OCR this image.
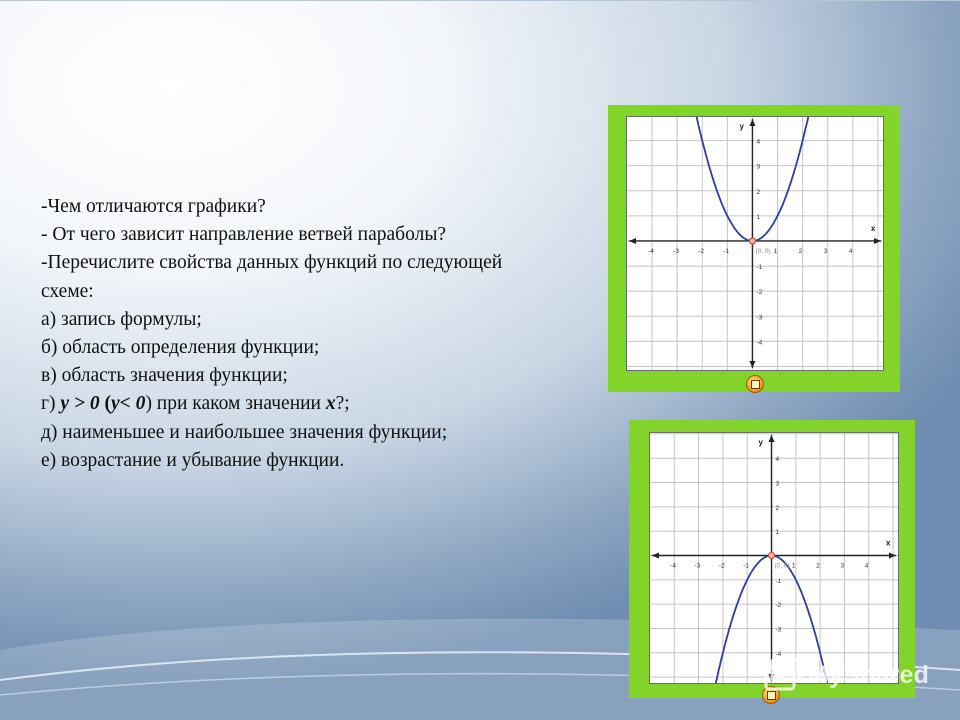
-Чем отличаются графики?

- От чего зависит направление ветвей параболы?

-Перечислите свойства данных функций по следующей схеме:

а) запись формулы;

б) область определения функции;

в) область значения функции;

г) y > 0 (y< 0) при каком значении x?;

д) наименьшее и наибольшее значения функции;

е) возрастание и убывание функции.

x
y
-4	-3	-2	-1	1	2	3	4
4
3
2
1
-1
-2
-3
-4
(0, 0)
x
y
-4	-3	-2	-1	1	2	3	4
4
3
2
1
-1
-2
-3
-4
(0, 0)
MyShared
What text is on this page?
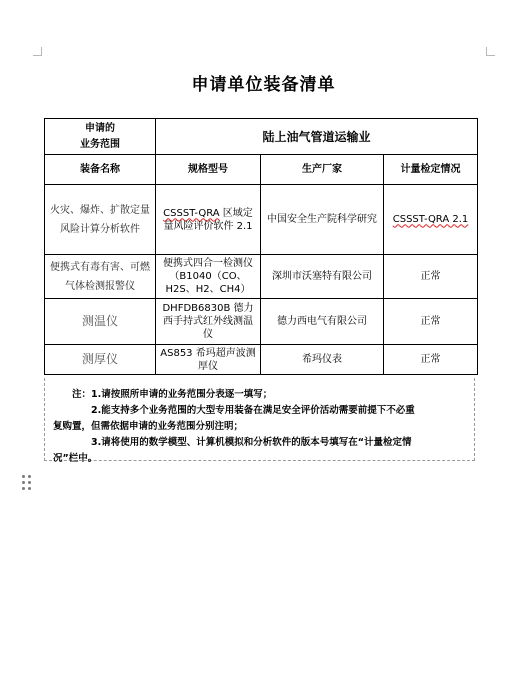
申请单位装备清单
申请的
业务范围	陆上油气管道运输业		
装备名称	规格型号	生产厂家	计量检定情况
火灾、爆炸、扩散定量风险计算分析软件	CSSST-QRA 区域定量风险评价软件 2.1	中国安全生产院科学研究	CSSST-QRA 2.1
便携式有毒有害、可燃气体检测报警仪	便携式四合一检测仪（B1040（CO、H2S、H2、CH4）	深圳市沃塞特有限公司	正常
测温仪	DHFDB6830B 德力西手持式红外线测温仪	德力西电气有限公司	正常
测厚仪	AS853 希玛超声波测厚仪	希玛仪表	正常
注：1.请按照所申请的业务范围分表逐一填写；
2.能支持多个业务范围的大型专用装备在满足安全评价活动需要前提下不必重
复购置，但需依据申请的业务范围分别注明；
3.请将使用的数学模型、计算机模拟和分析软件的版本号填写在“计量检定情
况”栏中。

Set problem:
Find each line with the string "this" and copy it out.

Exercise output:
OCR this image.
What text is on this page?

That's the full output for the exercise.